======== 原文抜粋 ========

本発明者らは鋭意研究の結果、アクリル系重合体の分散液に、特定の含有割合となるように融点が50℃以上250℃以下の有機化合物とを添加し乾燥することにより得られるアクリル系重合体微粒子を含有するプラスチゾル組成物では、常温において、アクリル系重合体微粒子の表面を覆う有機化合物が、アクリル系重合体が可塑剤を吸収するのを阻止し架橋反応の進行を抑制する作用を有し、加熱時においてアクリル系重合体が可塑剤を吸収しゲル化させ得ることの知見を得た。かかる知見に基づき本発明を完成するに至った。
本発明は、アクリル系重合体と、融点が50℃以上250℃以下の有機化合物とを含有し、該有機化合物の含有量が0.1質量%以上10質量%未満の範囲であるプラスチゾル用アクリル系重合体微粒子に関する。

======== 提供データ ========

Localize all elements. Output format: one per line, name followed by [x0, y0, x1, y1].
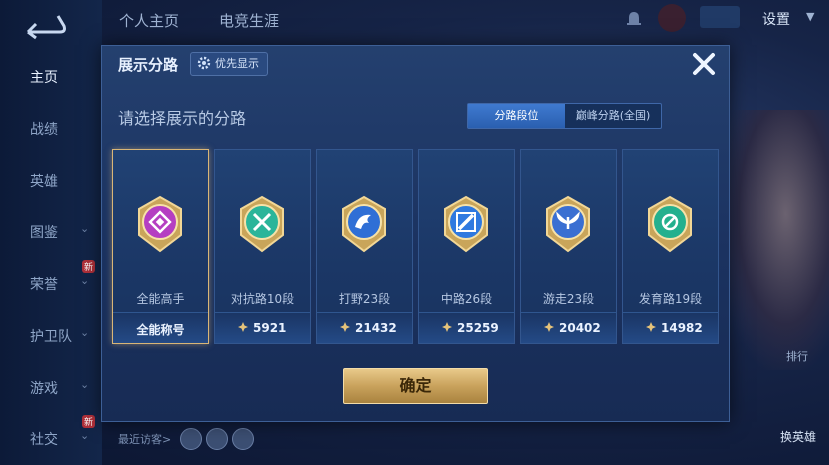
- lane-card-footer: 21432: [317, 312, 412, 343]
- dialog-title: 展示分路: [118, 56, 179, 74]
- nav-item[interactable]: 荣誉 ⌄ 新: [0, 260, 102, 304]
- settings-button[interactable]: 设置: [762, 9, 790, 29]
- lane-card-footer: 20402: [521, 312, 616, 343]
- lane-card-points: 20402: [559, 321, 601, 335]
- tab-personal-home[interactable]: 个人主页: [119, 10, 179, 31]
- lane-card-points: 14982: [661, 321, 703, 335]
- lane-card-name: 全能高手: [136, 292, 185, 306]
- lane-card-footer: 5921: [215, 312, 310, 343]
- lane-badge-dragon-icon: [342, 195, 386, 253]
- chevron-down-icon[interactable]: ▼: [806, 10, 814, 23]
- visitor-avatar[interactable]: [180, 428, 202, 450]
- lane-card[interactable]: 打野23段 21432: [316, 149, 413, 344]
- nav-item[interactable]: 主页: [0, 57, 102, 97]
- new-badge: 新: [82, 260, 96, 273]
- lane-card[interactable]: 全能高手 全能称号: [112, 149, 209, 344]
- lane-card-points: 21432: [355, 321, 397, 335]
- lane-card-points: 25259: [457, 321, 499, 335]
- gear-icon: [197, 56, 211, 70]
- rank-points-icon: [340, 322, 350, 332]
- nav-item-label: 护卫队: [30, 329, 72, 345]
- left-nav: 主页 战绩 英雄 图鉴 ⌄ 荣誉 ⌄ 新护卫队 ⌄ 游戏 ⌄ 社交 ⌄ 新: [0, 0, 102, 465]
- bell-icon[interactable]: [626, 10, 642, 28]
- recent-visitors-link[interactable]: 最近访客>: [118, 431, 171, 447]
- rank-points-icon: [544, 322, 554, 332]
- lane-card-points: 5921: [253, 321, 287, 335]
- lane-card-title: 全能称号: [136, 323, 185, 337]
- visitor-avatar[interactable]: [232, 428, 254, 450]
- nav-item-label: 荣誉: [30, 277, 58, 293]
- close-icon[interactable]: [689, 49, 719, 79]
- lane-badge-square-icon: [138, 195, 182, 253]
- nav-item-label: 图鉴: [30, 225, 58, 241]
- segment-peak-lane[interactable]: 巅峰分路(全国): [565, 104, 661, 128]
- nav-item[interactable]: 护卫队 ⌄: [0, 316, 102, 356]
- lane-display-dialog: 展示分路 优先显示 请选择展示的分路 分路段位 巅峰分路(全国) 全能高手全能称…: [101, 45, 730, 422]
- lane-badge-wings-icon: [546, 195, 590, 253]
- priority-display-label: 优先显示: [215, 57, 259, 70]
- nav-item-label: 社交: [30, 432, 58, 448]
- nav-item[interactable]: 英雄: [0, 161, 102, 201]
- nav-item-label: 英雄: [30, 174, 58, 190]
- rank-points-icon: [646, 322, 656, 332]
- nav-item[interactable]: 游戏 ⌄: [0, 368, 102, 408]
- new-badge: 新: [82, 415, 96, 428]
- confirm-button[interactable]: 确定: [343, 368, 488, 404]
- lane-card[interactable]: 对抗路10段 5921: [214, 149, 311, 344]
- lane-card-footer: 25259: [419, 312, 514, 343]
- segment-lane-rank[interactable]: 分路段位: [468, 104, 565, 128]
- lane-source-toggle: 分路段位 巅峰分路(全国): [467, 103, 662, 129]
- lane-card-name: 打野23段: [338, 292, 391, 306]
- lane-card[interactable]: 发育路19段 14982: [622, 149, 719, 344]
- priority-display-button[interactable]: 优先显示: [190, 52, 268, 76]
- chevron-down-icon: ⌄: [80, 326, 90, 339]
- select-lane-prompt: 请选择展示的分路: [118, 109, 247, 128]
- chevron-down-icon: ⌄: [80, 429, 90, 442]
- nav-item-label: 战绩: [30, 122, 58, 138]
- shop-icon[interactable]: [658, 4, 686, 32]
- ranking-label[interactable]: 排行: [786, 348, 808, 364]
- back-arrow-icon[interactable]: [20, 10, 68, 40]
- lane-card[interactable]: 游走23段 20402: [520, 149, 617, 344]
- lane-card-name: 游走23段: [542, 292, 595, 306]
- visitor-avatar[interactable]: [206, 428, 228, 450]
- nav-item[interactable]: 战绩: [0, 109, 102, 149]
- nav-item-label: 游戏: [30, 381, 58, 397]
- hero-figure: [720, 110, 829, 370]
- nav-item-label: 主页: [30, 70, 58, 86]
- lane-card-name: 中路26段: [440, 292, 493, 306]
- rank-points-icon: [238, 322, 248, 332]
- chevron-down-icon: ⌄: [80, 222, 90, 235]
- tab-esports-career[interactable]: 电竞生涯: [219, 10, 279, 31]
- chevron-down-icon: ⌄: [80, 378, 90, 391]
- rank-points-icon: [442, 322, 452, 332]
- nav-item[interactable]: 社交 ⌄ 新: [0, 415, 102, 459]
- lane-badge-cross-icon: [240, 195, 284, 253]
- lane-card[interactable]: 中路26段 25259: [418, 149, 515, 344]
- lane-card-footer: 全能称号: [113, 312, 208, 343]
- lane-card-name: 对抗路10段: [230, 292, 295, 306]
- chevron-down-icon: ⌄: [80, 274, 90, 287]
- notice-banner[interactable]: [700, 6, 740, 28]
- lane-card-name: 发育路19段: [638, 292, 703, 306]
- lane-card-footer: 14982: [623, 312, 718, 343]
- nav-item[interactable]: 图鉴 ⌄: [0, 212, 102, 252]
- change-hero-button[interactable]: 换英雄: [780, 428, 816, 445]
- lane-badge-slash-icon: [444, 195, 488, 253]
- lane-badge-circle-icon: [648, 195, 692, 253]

========

原文抜粋のうち、「本発明者らは鋭意研究の結果、」から「き本発明を完成するに至った。」までを、両端の語句も含めて一字一句そのまま書き写してください。

本発明者らは鋭意研究の結果、アクリル系重合体の分散液に、特定の含有割合となるように融点が50℃以上250℃以下の有機化合物とを添加し乾燥することにより得られるアクリル系重合体微粒子を含有するプラスチゾル組成物では、常温において、アクリル系重合体微粒子の表面を覆う有機化合物が、アクリル系重合体が可塑剤を吸収するのを阻止し架橋反応の進行を抑制する作用を有し、加熱時においてアクリル系重合体が可塑剤を吸収しゲル化させ得ることの知見を得た。かかる知見に基づき本発明を完成するに至った。